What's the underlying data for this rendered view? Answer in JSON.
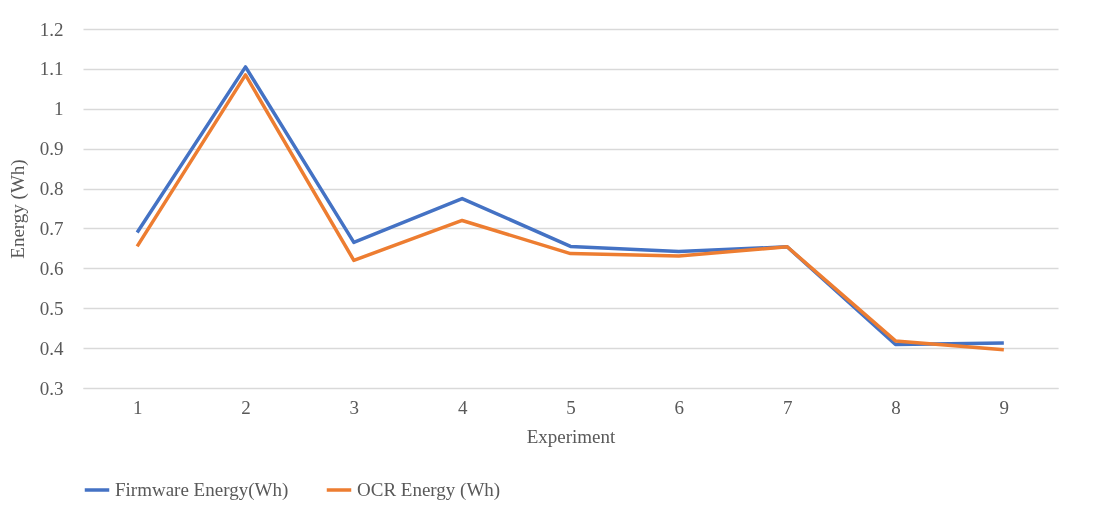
{
  "chart_data": {
    "type": "line",
    "xlabel": "Experiment",
    "ylabel": "Energy (Wh)",
    "categories": [
      "1",
      "2",
      "3",
      "4",
      "5",
      "6",
      "7",
      "8",
      "9"
    ],
    "series": [
      {
        "name": "Firmware Energy(Wh)",
        "color": "#4472c4",
        "values": [
          0.69,
          1.105,
          0.665,
          0.775,
          0.655,
          0.642,
          0.654,
          0.409,
          0.413
        ]
      },
      {
        "name": "OCR Energy (Wh)",
        "color": "#ed7d31",
        "values": [
          0.655,
          1.085,
          0.62,
          0.72,
          0.637,
          0.631,
          0.654,
          0.418,
          0.396
        ]
      }
    ],
    "ylim": [
      0.3,
      1.2
    ],
    "yticks": [
      0.3,
      0.4,
      0.5,
      0.6,
      0.7,
      0.8,
      0.9,
      1,
      1.1,
      1.2
    ],
    "grid": "y",
    "legend": "bottom",
    "marker": "none",
    "line_style": "solid"
  }
}
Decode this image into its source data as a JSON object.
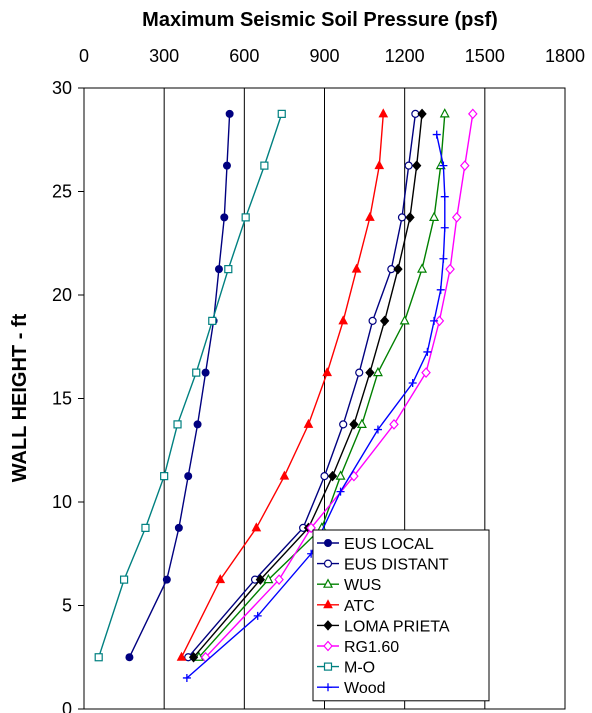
{
  "chart_data": {
    "type": "line",
    "title": "Maximum Seismic Soil Pressure (psf)",
    "xlabel": "",
    "ylabel": "WALL HEIGHT - ft",
    "xlim": [
      0,
      1800
    ],
    "ylim": [
      0,
      30
    ],
    "xticks": [
      "0",
      "300",
      "600",
      "900",
      "1200",
      "1500",
      "1800"
    ],
    "yticks": [
      "0",
      "5",
      "10",
      "15",
      "20",
      "25",
      "30"
    ],
    "x_axis_position": "top",
    "grid": "vertical lines at x ticks",
    "legend_position": "bottom-right inside",
    "series": [
      {
        "name": "EUS LOCAL",
        "color": "#000080",
        "marker": "circle-filled",
        "points": [
          [
            170,
            2.5
          ],
          [
            310,
            6.25
          ],
          [
            355,
            8.75
          ],
          [
            390,
            11.25
          ],
          [
            425,
            13.75
          ],
          [
            455,
            16.25
          ],
          [
            485,
            18.75
          ],
          [
            505,
            21.25
          ],
          [
            525,
            23.75
          ],
          [
            535,
            26.25
          ],
          [
            545,
            28.75
          ]
        ]
      },
      {
        "name": "EUS DISTANT",
        "color": "#000080",
        "marker": "circle-open",
        "points": [
          [
            390,
            2.5
          ],
          [
            640,
            6.25
          ],
          [
            820,
            8.75
          ],
          [
            900,
            11.25
          ],
          [
            970,
            13.75
          ],
          [
            1030,
            16.25
          ],
          [
            1080,
            18.75
          ],
          [
            1150,
            21.25
          ],
          [
            1190,
            23.75
          ],
          [
            1215,
            26.25
          ],
          [
            1240,
            28.75
          ]
        ]
      },
      {
        "name": "WUS",
        "color": "#008000",
        "marker": "triangle-open",
        "points": [
          [
            430,
            2.5
          ],
          [
            690,
            6.25
          ],
          [
            890,
            8.75
          ],
          [
            960,
            11.25
          ],
          [
            1040,
            13.75
          ],
          [
            1100,
            16.25
          ],
          [
            1200,
            18.75
          ],
          [
            1265,
            21.25
          ],
          [
            1310,
            23.75
          ],
          [
            1335,
            26.25
          ],
          [
            1350,
            28.75
          ]
        ]
      },
      {
        "name": "ATC",
        "color": "#FF0000",
        "marker": "triangle-filled",
        "points": [
          [
            365,
            2.5
          ],
          [
            510,
            6.25
          ],
          [
            645,
            8.75
          ],
          [
            750,
            11.25
          ],
          [
            840,
            13.75
          ],
          [
            910,
            16.25
          ],
          [
            970,
            18.75
          ],
          [
            1020,
            21.25
          ],
          [
            1070,
            23.75
          ],
          [
            1105,
            26.25
          ],
          [
            1120,
            28.75
          ]
        ]
      },
      {
        "name": "LOMA PRIETA",
        "color": "#000000",
        "marker": "diamond-filled",
        "points": [
          [
            410,
            2.5
          ],
          [
            660,
            6.25
          ],
          [
            840,
            8.75
          ],
          [
            930,
            11.25
          ],
          [
            1010,
            13.75
          ],
          [
            1070,
            16.25
          ],
          [
            1125,
            18.75
          ],
          [
            1175,
            21.25
          ],
          [
            1220,
            23.75
          ],
          [
            1245,
            26.25
          ],
          [
            1265,
            28.75
          ]
        ]
      },
      {
        "name": "RG1.60",
        "color": "#FF00FF",
        "marker": "diamond-open",
        "points": [
          [
            455,
            2.5
          ],
          [
            730,
            6.25
          ],
          [
            850,
            8.75
          ],
          [
            1010,
            11.25
          ],
          [
            1160,
            13.75
          ],
          [
            1280,
            16.25
          ],
          [
            1330,
            18.75
          ],
          [
            1370,
            21.25
          ],
          [
            1395,
            23.75
          ],
          [
            1425,
            26.25
          ],
          [
            1455,
            28.75
          ]
        ]
      },
      {
        "name": "M-O",
        "color": "#008080",
        "marker": "square-open",
        "points": [
          [
            55,
            2.5
          ],
          [
            150,
            6.25
          ],
          [
            230,
            8.75
          ],
          [
            300,
            11.25
          ],
          [
            350,
            13.75
          ],
          [
            420,
            16.25
          ],
          [
            480,
            18.75
          ],
          [
            540,
            21.25
          ],
          [
            605,
            23.75
          ],
          [
            675,
            26.25
          ],
          [
            740,
            28.75
          ]
        ]
      },
      {
        "name": "Wood",
        "color": "#0000FF",
        "marker": "plus",
        "points": [
          [
            385,
            1.5
          ],
          [
            650,
            4.5
          ],
          [
            850,
            7.5
          ],
          [
            960,
            10.5
          ],
          [
            1100,
            13.5
          ],
          [
            1230,
            15.75
          ],
          [
            1285,
            17.25
          ],
          [
            1310,
            18.75
          ],
          [
            1335,
            20.25
          ],
          [
            1345,
            21.75
          ],
          [
            1350,
            23.25
          ],
          [
            1350,
            24.75
          ],
          [
            1345,
            26.25
          ],
          [
            1320,
            27.75
          ]
        ]
      }
    ]
  }
}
·····
What the task asks -> Restate the data above word for word. Do not include the images.

Result for this task ->
What's the underlying data for this rendered view? Answer in JSON.
{
  "chart_data": {
    "type": "line",
    "xlabel": "Experiment",
    "ylabel": "Energy (Wh)",
    "categories": [
      "1",
      "2",
      "3",
      "4",
      "5",
      "6",
      "7",
      "8",
      "9"
    ],
    "series": [
      {
        "name": "Firmware Energy(Wh)",
        "color": "#4472c4",
        "values": [
          0.69,
          1.105,
          0.665,
          0.775,
          0.655,
          0.642,
          0.654,
          0.409,
          0.413
        ]
      },
      {
        "name": "OCR Energy (Wh)",
        "color": "#ed7d31",
        "values": [
          0.655,
          1.085,
          0.62,
          0.72,
          0.637,
          0.631,
          0.654,
          0.418,
          0.396
        ]
      }
    ],
    "ylim": [
      0.3,
      1.2
    ],
    "yticks": [
      0.3,
      0.4,
      0.5,
      0.6,
      0.7,
      0.8,
      0.9,
      1,
      1.1,
      1.2
    ],
    "grid": "y",
    "legend": "bottom",
    "marker": "none",
    "line_style": "solid"
  }
}
Decode this image into its source data as a JSON object.
{
  "chart_data": {
    "type": "line",
    "title": "Maximum Seismic Soil Pressure (psf)",
    "xlabel": "",
    "ylabel": "WALL HEIGHT - ft",
    "xlim": [
      0,
      1800
    ],
    "ylim": [
      0,
      30
    ],
    "xticks": [
      "0",
      "300",
      "600",
      "900",
      "1200",
      "1500",
      "1800"
    ],
    "yticks": [
      "0",
      "5",
      "10",
      "15",
      "20",
      "25",
      "30"
    ],
    "x_axis_position": "top",
    "grid": "vertical lines at x ticks",
    "legend_position": "bottom-right inside",
    "series": [
      {
        "name": "EUS LOCAL",
        "color": "#000080",
        "marker": "circle-filled",
        "points": [
          [
            170,
            2.5
          ],
          [
            310,
            6.25
          ],
          [
            355,
            8.75
          ],
          [
            390,
            11.25
          ],
          [
            425,
            13.75
          ],
          [
            455,
            16.25
          ],
          [
            485,
            18.75
          ],
          [
            505,
            21.25
          ],
          [
            525,
            23.75
          ],
          [
            535,
            26.25
          ],
          [
            545,
            28.75
          ]
        ]
      },
      {
        "name": "EUS DISTANT",
        "color": "#000080",
        "marker": "circle-open",
        "points": [
          [
            390,
            2.5
          ],
          [
            640,
            6.25
          ],
          [
            820,
            8.75
          ],
          [
            900,
            11.25
          ],
          [
            970,
            13.75
          ],
          [
            1030,
            16.25
          ],
          [
            1080,
            18.75
          ],
          [
            1150,
            21.25
          ],
          [
            1190,
            23.75
          ],
          [
            1215,
            26.25
          ],
          [
            1240,
            28.75
          ]
        ]
      },
      {
        "name": "WUS",
        "color": "#008000",
        "marker": "triangle-open",
        "points": [
          [
            430,
            2.5
          ],
          [
            690,
            6.25
          ],
          [
            890,
            8.75
          ],
          [
            960,
            11.25
          ],
          [
            1040,
            13.75
          ],
          [
            1100,
            16.25
          ],
          [
            1200,
            18.75
          ],
          [
            1265,
            21.25
          ],
          [
            1310,
            23.75
          ],
          [
            1335,
            26.25
          ],
          [
            1350,
            28.75
          ]
        ]
      },
      {
        "name": "ATC",
        "color": "#FF0000",
        "marker": "triangle-filled",
        "points": [
          [
            365,
            2.5
          ],
          [
            510,
            6.25
          ],
          [
            645,
            8.75
          ],
          [
            750,
            11.25
          ],
          [
            840,
            13.75
          ],
          [
            910,
            16.25
          ],
          [
            970,
            18.75
          ],
          [
            1020,
            21.25
          ],
          [
            1070,
            23.75
          ],
          [
            1105,
            26.25
          ],
          [
            1120,
            28.75
          ]
        ]
      },
      {
        "name": "LOMA PRIETA",
        "color": "#000000",
        "marker": "diamond-filled",
        "points": [
          [
            410,
            2.5
          ],
          [
            660,
            6.25
          ],
          [
            840,
            8.75
          ],
          [
            930,
            11.25
          ],
          [
            1010,
            13.75
          ],
          [
            1070,
            16.25
          ],
          [
            1125,
            18.75
          ],
          [
            1175,
            21.25
          ],
          [
            1220,
            23.75
          ],
          [
            1245,
            26.25
          ],
          [
            1265,
            28.75
          ]
        ]
      },
      {
        "name": "RG1.60",
        "color": "#FF00FF",
        "marker": "diamond-open",
        "points": [
          [
            455,
            2.5
          ],
          [
            730,
            6.25
          ],
          [
            850,
            8.75
          ],
          [
            1010,
            11.25
          ],
          [
            1160,
            13.75
          ],
          [
            1280,
            16.25
          ],
          [
            1330,
            18.75
          ],
          [
            1370,
            21.25
          ],
          [
            1395,
            23.75
          ],
          [
            1425,
            26.25
          ],
          [
            1455,
            28.75
          ]
        ]
      },
      {
        "name": "M-O",
        "color": "#008080",
        "marker": "square-open",
        "points": [
          [
            55,
            2.5
          ],
          [
            150,
            6.25
          ],
          [
            230,
            8.75
          ],
          [
            300,
            11.25
          ],
          [
            350,
            13.75
          ],
          [
            420,
            16.25
          ],
          [
            480,
            18.75
          ],
          [
            540,
            21.25
          ],
          [
            605,
            23.75
          ],
          [
            675,
            26.25
          ],
          [
            740,
            28.75
          ]
        ]
      },
      {
        "name": "Wood",
        "color": "#0000FF",
        "marker": "plus",
        "points": [
          [
            385,
            1.5
          ],
          [
            650,
            4.5
          ],
          [
            850,
            7.5
          ],
          [
            960,
            10.5
          ],
          [
            1100,
            13.5
          ],
          [
            1230,
            15.75
          ],
          [
            1285,
            17.25
          ],
          [
            1310,
            18.75
          ],
          [
            1335,
            20.25
          ],
          [
            1345,
            21.75
          ],
          [
            1350,
            23.25
          ],
          [
            1350,
            24.75
          ],
          [
            1345,
            26.25
          ],
          [
            1320,
            27.75
          ]
        ]
      }
    ]
  }
}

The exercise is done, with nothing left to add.